Document extract>
§ §
I am trying to detect anomalous values in a time series of climatic data with some missing observations. Searching the web I found many available approaches. Of those, stl decomposition seems appealing, in the sense of removing trend and seasonal components and studying the remainder. Reading STL: A Seasonal-Trend Decomposition Procedure Based on Loess, stl appears to be flexible in determining the settings for assigning variability, unaffected by outliers and possible to apply despite missing values. However, trying to apply it in R, with four years of observations and defining all the parameters according to http://stat.ethz.ch/R-manual/R-patched/library/stats/html/stl.html , I encounter error:
time series contains internal NAs
when na.action = na.omit, and
series is not periodic or has less than two periods
when na.action = na.exclude.
§ §
Recorded data>
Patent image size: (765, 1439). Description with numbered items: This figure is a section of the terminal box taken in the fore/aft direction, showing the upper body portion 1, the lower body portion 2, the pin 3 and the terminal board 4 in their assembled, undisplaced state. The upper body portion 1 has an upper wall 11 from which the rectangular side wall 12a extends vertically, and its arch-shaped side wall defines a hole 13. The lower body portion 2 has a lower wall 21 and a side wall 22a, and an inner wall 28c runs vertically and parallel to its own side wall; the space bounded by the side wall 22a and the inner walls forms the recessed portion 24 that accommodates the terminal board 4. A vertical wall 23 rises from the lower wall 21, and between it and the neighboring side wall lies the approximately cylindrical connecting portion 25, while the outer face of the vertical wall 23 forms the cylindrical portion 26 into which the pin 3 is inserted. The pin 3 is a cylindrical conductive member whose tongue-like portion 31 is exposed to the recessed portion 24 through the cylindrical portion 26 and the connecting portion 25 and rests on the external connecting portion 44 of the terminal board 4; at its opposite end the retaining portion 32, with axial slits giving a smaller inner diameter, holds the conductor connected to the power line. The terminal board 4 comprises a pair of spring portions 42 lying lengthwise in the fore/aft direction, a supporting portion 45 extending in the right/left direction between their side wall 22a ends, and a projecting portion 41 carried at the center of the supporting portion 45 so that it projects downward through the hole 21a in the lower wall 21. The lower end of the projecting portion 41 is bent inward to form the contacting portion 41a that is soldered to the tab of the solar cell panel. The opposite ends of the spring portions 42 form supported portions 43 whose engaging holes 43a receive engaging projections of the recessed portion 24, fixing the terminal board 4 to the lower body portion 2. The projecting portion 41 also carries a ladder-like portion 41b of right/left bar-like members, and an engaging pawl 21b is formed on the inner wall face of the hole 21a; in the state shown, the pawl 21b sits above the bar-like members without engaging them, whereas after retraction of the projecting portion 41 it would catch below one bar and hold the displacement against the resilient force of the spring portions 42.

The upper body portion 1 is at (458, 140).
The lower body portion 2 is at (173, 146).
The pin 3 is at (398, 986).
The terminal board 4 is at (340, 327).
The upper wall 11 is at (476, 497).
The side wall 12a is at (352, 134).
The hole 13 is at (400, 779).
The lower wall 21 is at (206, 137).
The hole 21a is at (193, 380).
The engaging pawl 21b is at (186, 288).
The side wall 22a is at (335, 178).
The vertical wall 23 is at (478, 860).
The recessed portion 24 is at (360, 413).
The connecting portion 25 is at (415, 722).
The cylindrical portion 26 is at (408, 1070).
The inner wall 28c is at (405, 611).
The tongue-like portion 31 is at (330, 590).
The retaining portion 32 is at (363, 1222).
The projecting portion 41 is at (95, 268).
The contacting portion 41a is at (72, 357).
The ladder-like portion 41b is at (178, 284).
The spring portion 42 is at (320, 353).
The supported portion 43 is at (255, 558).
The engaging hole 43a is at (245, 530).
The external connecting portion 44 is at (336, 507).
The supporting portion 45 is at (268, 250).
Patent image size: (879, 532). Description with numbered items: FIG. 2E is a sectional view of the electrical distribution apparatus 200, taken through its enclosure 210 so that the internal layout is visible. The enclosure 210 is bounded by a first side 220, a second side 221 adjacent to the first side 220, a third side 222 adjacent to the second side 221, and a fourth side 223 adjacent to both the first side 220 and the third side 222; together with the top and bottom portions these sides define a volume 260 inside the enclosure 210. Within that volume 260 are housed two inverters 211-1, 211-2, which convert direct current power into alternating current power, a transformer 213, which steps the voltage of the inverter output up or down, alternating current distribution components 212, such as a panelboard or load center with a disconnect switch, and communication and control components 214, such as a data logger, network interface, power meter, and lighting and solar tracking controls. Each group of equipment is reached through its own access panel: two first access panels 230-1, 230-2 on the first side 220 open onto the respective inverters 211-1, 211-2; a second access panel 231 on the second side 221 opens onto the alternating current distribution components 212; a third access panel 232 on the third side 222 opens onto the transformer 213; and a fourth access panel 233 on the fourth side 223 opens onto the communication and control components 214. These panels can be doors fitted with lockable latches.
§ §
Complete the following>
1 - In the post about STL decomposition, swap "outliers" for "extreme values" and write out the passage between "I am trying" and "na.action = na.exclude.", inclusive.
2 - According to the post, what error appears when na.action = na.omit?
The material comes from a different source than the post.

Per-task outputs>
1 -
I am trying to detect anomalous values in a time series of climatic data with some missing observations. Searching the web I found many available approaches. Of those, stl decomposition seems appealing, in the sense of removing trend and seasonal components and studying the remainder. Reading STL: A Seasonal-Trend Decomposition Procedure Based on Loess, stl appears to be flexible in determining the settings for assigning variability, unaffected by extreme values and possible to apply despite missing values. However, trying to apply it in R, with four years of observations and defining all the parameters according to http://stat.ethz.ch/R-manual/R-patched/library/stats/html/stl.html , I encounter error:
time series contains internal NAs
when na.action = na.omit, and
series is not periodic or has less than two periods
when na.action = na.exclude.

2 - time series contains internal NAs